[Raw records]
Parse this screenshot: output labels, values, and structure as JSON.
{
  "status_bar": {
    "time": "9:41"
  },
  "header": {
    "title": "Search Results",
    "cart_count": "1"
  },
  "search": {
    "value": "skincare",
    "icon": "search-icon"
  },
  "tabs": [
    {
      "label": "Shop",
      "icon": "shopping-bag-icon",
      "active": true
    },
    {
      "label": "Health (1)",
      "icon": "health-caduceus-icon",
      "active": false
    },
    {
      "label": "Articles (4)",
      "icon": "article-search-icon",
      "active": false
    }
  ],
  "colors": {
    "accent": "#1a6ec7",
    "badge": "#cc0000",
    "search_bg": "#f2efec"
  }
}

#### [Aim]
Extract every record and return it verbatim.

#### [Answer to this problem]
Parse this screenshot: output labels, values, and structure as JSON.
{
  "status_bar": {
    "time": "9:41"
  },
  "header": {
    "title": "Search Results",
    "cart_count": "1"
  },
  "search": {
    "value": "skincare",
    "icon": "search-icon"
  },
  "tabs": [
    {
      "label": "Shop",
      "icon": "shopping-bag-icon",
      "active": true
    },
    {
      "label": "Health (1)",
      "icon": "health-caduceus-icon",
      "active": false
    },
    {
      "label": "Articles (4)",
      "icon": "article-search-icon",
      "active": false
    }
  ],
  "colors": {
    "accent": "#1a6ec7",
    "badge": "#cc0000",
    "search_bg": "#f2efec"
  }
}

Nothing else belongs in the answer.